→ PROBLEM DETAILS
From the listing below, work out how many lines contain "JSON". Reply with that number only.

→ Dataset excerpts
┄┄┄┄┄┄

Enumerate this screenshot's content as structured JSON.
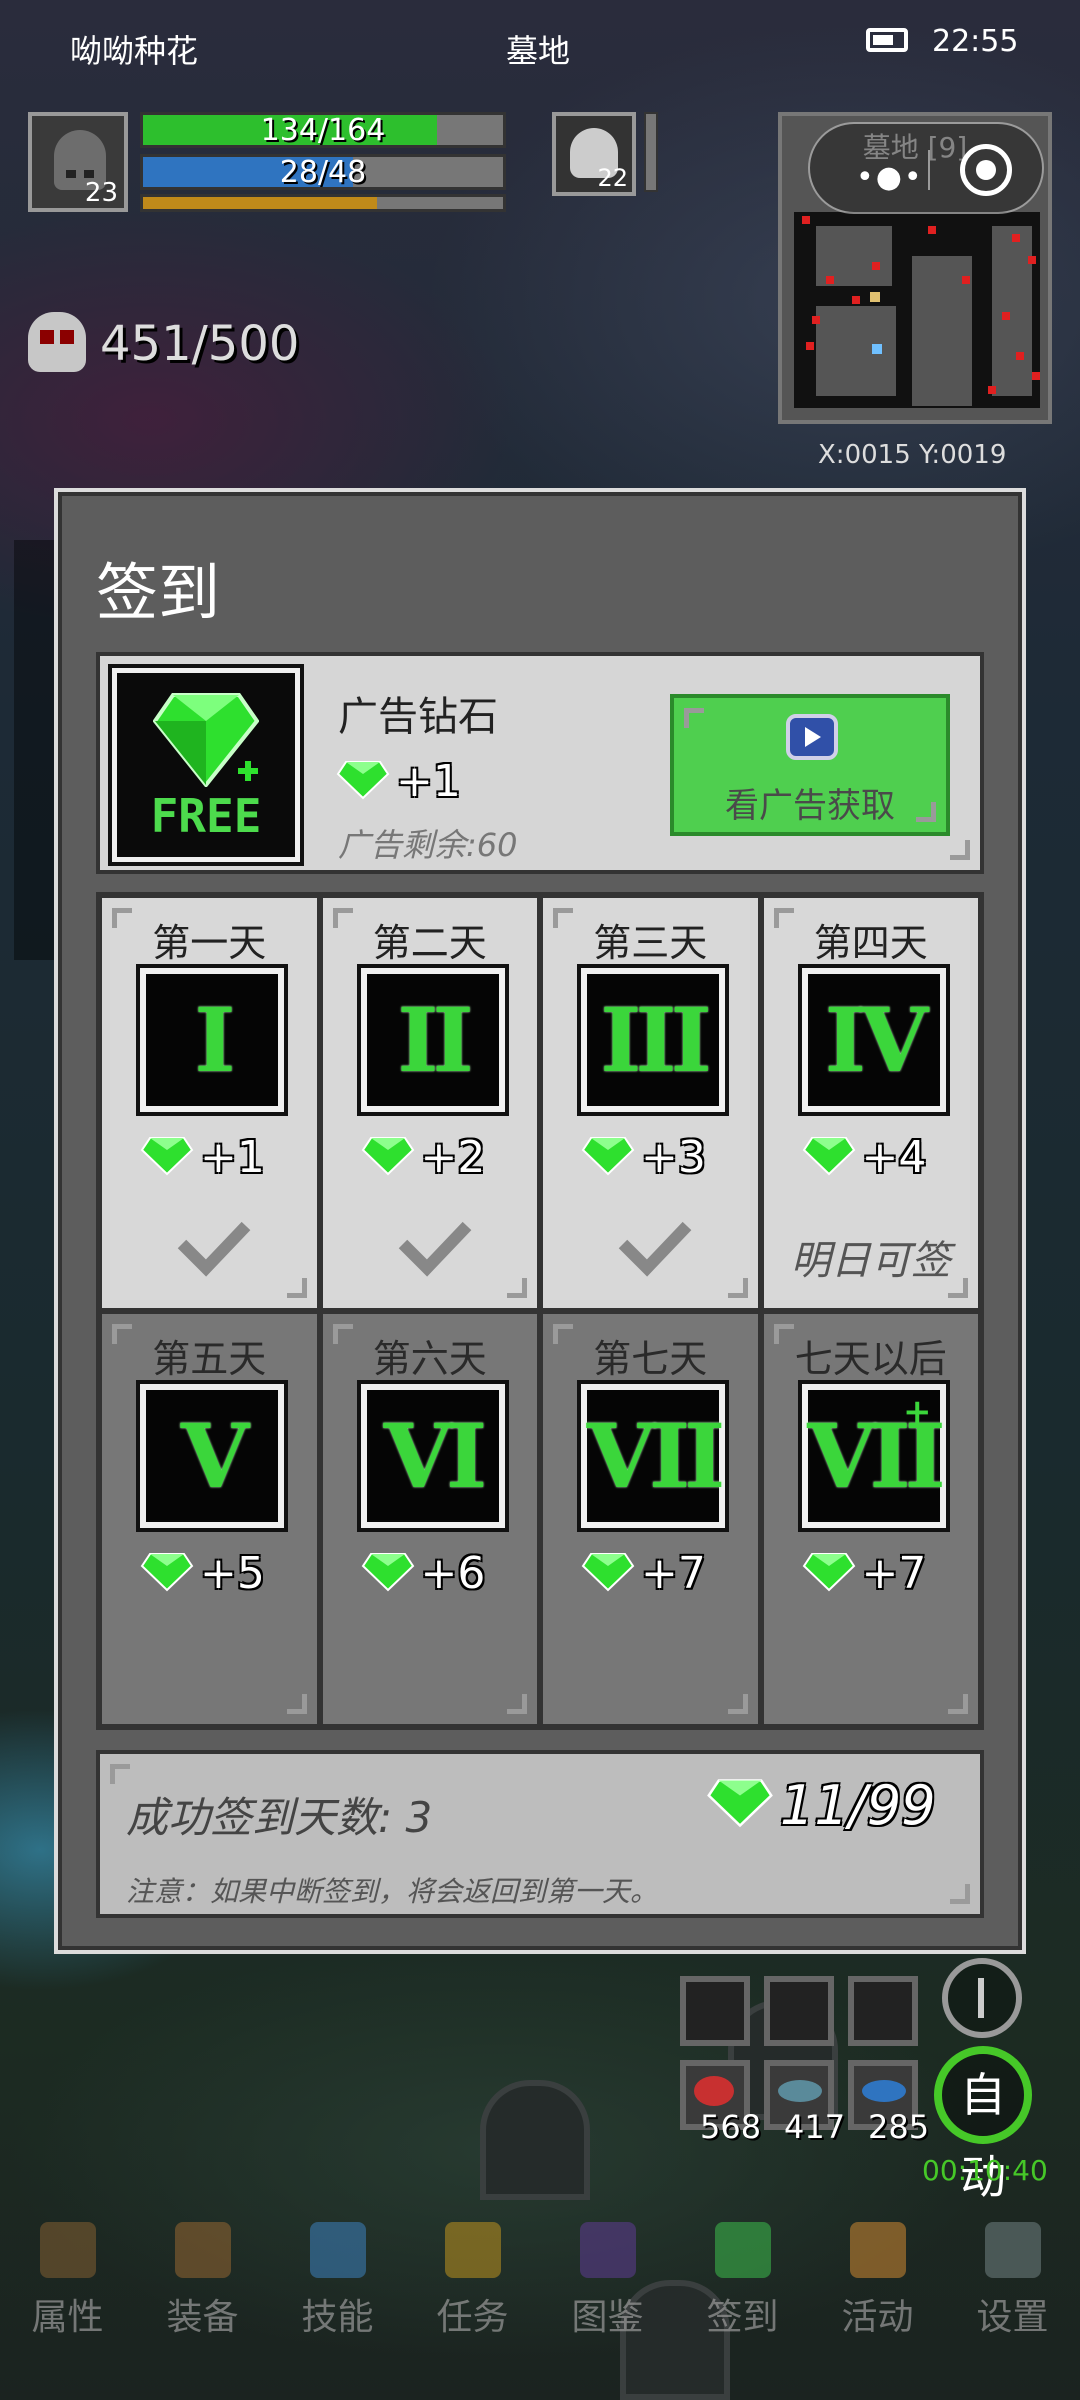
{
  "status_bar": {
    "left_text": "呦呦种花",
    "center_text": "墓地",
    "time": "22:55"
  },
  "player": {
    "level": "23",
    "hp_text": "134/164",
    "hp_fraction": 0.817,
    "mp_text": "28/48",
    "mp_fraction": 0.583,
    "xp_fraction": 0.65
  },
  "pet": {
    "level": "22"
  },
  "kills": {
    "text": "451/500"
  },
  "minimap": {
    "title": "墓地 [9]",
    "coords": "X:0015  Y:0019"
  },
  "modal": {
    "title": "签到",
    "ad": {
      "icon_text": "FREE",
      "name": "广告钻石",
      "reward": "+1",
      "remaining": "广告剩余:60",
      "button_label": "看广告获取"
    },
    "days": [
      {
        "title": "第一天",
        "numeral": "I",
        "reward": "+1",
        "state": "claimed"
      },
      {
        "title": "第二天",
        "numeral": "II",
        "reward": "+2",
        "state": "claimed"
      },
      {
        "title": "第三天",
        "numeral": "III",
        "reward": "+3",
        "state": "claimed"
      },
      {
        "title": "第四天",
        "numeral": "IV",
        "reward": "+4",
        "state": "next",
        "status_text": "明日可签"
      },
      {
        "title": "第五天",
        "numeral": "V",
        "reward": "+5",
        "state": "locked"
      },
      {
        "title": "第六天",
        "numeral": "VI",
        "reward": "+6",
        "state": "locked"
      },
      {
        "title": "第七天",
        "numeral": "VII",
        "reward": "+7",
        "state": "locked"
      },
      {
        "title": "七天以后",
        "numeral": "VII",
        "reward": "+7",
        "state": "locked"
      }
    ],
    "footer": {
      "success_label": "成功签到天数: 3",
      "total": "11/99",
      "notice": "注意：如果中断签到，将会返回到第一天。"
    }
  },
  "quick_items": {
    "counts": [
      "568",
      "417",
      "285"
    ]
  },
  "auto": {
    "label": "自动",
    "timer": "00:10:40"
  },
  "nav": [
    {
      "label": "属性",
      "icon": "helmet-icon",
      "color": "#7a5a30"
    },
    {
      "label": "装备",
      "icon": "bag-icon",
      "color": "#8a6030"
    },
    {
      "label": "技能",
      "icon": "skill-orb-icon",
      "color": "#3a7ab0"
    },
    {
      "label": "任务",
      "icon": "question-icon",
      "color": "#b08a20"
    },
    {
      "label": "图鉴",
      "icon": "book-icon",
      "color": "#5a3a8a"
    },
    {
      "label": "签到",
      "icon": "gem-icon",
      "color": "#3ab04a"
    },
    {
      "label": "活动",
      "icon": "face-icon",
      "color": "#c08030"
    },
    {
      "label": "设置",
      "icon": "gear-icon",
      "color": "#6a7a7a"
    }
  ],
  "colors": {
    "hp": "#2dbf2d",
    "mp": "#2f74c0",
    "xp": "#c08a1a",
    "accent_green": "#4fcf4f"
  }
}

┄┄┄┄┄┄

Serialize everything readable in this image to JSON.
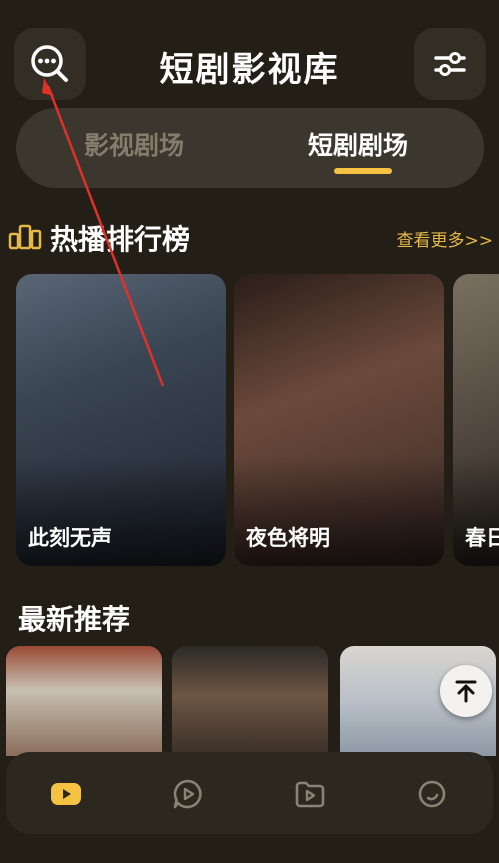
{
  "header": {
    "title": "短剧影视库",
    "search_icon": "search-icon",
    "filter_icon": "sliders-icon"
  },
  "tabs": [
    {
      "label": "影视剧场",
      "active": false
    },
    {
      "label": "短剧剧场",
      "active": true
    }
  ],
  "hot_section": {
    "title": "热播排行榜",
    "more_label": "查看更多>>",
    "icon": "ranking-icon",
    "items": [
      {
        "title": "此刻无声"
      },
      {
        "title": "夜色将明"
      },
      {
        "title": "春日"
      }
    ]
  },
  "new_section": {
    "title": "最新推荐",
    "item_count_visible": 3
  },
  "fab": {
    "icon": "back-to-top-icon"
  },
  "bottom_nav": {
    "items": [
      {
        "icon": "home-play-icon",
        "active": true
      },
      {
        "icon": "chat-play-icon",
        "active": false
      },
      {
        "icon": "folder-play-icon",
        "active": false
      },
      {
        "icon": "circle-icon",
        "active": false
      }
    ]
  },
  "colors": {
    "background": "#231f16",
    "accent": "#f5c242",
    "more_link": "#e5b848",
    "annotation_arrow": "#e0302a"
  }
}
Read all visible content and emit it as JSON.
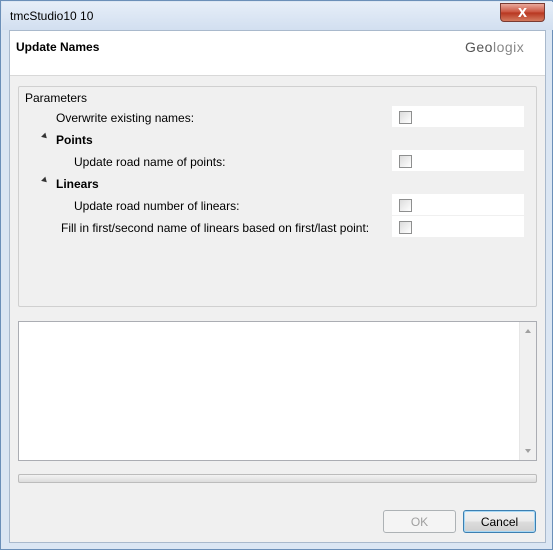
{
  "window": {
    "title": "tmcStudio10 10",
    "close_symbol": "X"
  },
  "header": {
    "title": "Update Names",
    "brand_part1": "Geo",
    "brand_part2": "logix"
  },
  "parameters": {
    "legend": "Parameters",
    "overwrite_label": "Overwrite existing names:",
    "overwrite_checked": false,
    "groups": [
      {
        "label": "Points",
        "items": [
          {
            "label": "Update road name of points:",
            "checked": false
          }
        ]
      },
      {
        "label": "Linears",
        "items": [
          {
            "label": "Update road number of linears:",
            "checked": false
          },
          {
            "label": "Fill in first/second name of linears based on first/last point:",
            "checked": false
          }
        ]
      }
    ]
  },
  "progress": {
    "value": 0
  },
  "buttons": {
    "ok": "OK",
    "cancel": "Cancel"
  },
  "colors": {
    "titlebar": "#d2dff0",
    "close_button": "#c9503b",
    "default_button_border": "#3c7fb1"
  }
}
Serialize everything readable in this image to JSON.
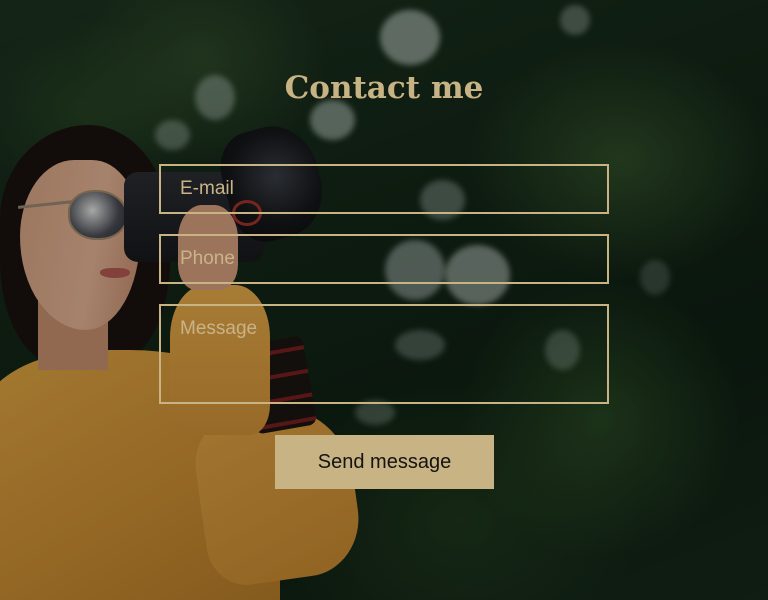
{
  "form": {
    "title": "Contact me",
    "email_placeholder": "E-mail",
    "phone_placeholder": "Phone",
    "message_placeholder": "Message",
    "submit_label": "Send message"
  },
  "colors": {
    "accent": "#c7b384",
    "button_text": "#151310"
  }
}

┄┄┄┄┄┄

→ SOLUTION TO THIS EXERCISE
4